Set problem: Extract every line that contains the word "this".

(Items from a data source)
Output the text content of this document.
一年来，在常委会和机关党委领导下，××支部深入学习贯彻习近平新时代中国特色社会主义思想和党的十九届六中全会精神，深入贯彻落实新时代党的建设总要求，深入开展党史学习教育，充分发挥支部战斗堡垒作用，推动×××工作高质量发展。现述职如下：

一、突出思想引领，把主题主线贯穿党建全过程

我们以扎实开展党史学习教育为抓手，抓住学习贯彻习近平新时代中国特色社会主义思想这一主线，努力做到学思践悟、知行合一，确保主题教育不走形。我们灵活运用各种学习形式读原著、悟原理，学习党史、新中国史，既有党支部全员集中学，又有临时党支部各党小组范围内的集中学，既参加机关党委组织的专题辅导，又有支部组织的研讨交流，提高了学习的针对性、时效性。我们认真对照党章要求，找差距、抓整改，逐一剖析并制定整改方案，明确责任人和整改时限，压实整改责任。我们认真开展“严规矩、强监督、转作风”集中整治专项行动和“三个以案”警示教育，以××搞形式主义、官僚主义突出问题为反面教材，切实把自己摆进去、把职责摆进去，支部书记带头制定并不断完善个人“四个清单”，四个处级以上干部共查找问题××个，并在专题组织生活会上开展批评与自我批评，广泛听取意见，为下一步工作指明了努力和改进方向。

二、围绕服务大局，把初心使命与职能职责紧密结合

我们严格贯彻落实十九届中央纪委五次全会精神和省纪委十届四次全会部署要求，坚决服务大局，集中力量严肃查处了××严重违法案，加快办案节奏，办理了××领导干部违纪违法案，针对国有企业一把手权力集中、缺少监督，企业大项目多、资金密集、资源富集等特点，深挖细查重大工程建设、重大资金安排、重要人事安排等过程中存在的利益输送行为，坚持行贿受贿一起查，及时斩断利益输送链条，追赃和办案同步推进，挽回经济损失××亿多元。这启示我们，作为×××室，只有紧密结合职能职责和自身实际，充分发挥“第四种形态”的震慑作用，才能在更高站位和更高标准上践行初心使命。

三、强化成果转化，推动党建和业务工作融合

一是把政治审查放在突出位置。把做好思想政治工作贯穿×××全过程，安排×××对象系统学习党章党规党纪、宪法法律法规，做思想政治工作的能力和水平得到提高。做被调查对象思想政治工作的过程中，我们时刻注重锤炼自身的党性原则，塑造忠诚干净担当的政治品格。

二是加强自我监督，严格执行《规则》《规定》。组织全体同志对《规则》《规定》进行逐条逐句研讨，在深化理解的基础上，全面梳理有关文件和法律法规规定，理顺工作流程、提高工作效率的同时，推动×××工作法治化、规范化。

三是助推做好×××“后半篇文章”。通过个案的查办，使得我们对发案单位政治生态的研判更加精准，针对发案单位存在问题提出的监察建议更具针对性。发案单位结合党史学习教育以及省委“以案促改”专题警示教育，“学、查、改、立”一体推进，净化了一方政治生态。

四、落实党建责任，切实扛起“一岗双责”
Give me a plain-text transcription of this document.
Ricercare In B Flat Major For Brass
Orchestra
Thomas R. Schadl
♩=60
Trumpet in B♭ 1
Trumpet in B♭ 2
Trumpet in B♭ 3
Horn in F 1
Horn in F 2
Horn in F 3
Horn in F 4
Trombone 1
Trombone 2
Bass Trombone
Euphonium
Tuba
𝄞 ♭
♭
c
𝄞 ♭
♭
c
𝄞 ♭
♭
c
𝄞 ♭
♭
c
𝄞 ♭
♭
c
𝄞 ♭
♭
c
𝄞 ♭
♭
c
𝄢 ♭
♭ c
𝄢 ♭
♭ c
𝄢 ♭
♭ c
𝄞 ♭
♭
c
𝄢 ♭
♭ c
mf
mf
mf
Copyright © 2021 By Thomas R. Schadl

The reply:
Output the text content of this document.
Give me a plain-text transcription of this document.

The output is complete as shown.